Element box annotations
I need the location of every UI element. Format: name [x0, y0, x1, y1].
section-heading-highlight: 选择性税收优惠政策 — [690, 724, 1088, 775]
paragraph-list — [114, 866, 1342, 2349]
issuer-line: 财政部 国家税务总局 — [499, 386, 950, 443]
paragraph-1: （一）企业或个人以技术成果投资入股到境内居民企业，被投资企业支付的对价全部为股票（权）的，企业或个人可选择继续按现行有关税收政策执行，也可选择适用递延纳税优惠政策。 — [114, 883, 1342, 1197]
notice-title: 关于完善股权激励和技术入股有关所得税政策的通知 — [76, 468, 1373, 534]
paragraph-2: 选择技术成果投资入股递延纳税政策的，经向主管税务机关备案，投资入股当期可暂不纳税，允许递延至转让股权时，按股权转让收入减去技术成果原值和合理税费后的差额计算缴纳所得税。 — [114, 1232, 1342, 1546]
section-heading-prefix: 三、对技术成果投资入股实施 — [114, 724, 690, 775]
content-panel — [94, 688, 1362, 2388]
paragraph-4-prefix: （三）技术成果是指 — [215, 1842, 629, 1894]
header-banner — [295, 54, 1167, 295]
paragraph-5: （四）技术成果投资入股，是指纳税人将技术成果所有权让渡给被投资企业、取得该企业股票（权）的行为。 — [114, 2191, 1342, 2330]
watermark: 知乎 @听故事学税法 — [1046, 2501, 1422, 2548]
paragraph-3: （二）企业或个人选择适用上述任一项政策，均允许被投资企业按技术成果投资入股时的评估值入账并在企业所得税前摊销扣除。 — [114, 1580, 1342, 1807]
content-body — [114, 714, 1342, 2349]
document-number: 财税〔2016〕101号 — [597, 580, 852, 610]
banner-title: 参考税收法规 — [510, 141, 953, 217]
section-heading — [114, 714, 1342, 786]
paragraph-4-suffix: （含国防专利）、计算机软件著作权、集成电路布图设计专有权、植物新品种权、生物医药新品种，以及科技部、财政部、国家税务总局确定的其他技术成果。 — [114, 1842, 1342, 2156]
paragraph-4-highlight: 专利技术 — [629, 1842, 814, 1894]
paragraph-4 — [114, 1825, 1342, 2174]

* CHALLENGE
Copy the records above word for word, keeping every line unchanged.

* RESPONSE TO THIS TASK
I need the location of every UI element. Format: name [x0, y0, x1, y1].
section-heading-highlight: 选择性税收优惠政策 — [690, 724, 1088, 775]
paragraph-list — [114, 866, 1342, 2349]
issuer-line: 财政部 国家税务总局 — [499, 386, 950, 443]
paragraph-1: （一）企业或个人以技术成果投资入股到境内居民企业，被投资企业支付的对价全部为股票（权）的，企业或个人可选择继续按现行有关税收政策执行，也可选择适用递延纳税优惠政策。 — [114, 883, 1342, 1197]
notice-title: 关于完善股权激励和技术入股有关所得税政策的通知 — [76, 468, 1373, 534]
paragraph-2: 选择技术成果投资入股递延纳税政策的，经向主管税务机关备案，投资入股当期可暂不纳税，允许递延至转让股权时，按股权转让收入减去技术成果原值和合理税费后的差额计算缴纳所得税。 — [114, 1232, 1342, 1546]
section-heading-prefix: 三、对技术成果投资入股实施 — [114, 724, 690, 775]
content-panel — [94, 688, 1362, 2388]
paragraph-4-prefix: （三）技术成果是指 — [215, 1842, 629, 1894]
header-banner — [295, 54, 1167, 295]
paragraph-5: （四）技术成果投资入股，是指纳税人将技术成果所有权让渡给被投资企业、取得该企业股票（权）的行为。 — [114, 2191, 1342, 2330]
watermark: 知乎 @听故事学税法 — [1046, 2501, 1422, 2548]
paragraph-3: （二）企业或个人选择适用上述任一项政策，均允许被投资企业按技术成果投资入股时的评估值入账并在企业所得税前摊销扣除。 — [114, 1580, 1342, 1807]
content-body — [114, 714, 1342, 2349]
document-number: 财税〔2016〕101号 — [597, 580, 852, 610]
banner-title: 参考税收法规 — [510, 141, 953, 217]
section-heading — [114, 714, 1342, 786]
paragraph-4-suffix: （含国防专利）、计算机软件著作权、集成电路布图设计专有权、植物新品种权、生物医药新品种，以及科技部、财政部、国家税务总局确定的其他技术成果。 — [114, 1842, 1342, 2156]
paragraph-4-highlight: 专利技术 — [629, 1842, 814, 1894]
paragraph-4 — [114, 1825, 1342, 2174]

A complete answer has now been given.